>> Begin Data for this task

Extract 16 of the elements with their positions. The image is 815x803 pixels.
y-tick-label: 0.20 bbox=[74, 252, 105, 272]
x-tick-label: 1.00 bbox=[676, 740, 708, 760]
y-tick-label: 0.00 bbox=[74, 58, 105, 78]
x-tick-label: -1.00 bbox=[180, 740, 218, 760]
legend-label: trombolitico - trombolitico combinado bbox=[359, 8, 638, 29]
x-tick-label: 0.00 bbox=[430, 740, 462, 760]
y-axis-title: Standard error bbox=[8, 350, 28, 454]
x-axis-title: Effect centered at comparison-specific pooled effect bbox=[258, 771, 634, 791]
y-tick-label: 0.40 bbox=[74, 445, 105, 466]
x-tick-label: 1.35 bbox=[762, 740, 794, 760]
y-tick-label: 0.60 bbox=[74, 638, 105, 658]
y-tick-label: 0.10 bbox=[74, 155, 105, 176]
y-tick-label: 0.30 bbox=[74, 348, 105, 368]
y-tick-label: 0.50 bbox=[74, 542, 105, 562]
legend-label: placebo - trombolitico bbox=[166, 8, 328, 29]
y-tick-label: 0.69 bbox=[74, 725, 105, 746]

>> End Data for this task

**What is being asked**
Identify every line in the listing above that contains the string "legend", and copy each of those lines.

**Exercise output**
legend-label: trombolitico - trombolitico combinado bbox=[359, 8, 638, 29]
legend-label: placebo - trombolitico bbox=[166, 8, 328, 29]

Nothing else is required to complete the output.